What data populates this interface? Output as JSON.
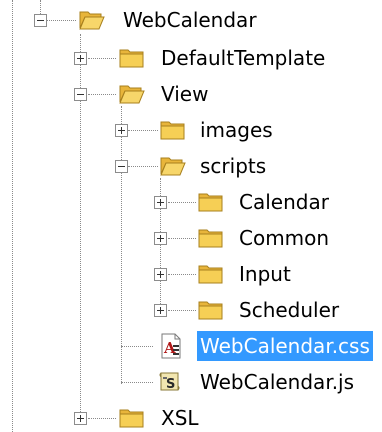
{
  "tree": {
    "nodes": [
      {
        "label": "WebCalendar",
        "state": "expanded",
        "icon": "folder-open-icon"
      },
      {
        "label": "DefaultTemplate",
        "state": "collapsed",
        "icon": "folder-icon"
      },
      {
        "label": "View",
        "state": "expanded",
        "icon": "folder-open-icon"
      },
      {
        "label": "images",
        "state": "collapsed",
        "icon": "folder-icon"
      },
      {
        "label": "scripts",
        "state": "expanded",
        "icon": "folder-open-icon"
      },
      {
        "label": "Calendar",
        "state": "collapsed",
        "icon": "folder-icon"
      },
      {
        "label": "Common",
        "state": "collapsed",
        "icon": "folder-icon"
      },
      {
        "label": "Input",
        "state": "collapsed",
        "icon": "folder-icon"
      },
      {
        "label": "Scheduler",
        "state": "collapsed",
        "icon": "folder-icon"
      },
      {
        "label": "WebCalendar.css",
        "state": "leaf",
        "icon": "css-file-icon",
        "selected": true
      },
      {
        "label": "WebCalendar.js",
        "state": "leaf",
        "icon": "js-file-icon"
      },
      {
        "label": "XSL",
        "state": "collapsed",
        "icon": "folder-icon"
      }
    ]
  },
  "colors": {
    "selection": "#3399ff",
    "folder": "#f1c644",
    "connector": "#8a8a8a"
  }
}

======

Retype each record exactly as it stands, but do not include the pictures.

**The result**
What data populates this interface? Output as JSON.
{
  "tree": {
    "nodes": [
      {
        "label": "WebCalendar",
        "state": "expanded",
        "icon": "folder-open-icon"
      },
      {
        "label": "DefaultTemplate",
        "state": "collapsed",
        "icon": "folder-icon"
      },
      {
        "label": "View",
        "state": "expanded",
        "icon": "folder-open-icon"
      },
      {
        "label": "images",
        "state": "collapsed",
        "icon": "folder-icon"
      },
      {
        "label": "scripts",
        "state": "expanded",
        "icon": "folder-open-icon"
      },
      {
        "label": "Calendar",
        "state": "collapsed",
        "icon": "folder-icon"
      },
      {
        "label": "Common",
        "state": "collapsed",
        "icon": "folder-icon"
      },
      {
        "label": "Input",
        "state": "collapsed",
        "icon": "folder-icon"
      },
      {
        "label": "Scheduler",
        "state": "collapsed",
        "icon": "folder-icon"
      },
      {
        "label": "WebCalendar.css",
        "state": "leaf",
        "icon": "css-file-icon",
        "selected": true
      },
      {
        "label": "WebCalendar.js",
        "state": "leaf",
        "icon": "js-file-icon"
      },
      {
        "label": "XSL",
        "state": "collapsed",
        "icon": "folder-icon"
      }
    ]
  },
  "colors": {
    "selection": "#3399ff",
    "folder": "#f1c644",
    "connector": "#8a8a8a"
  }
}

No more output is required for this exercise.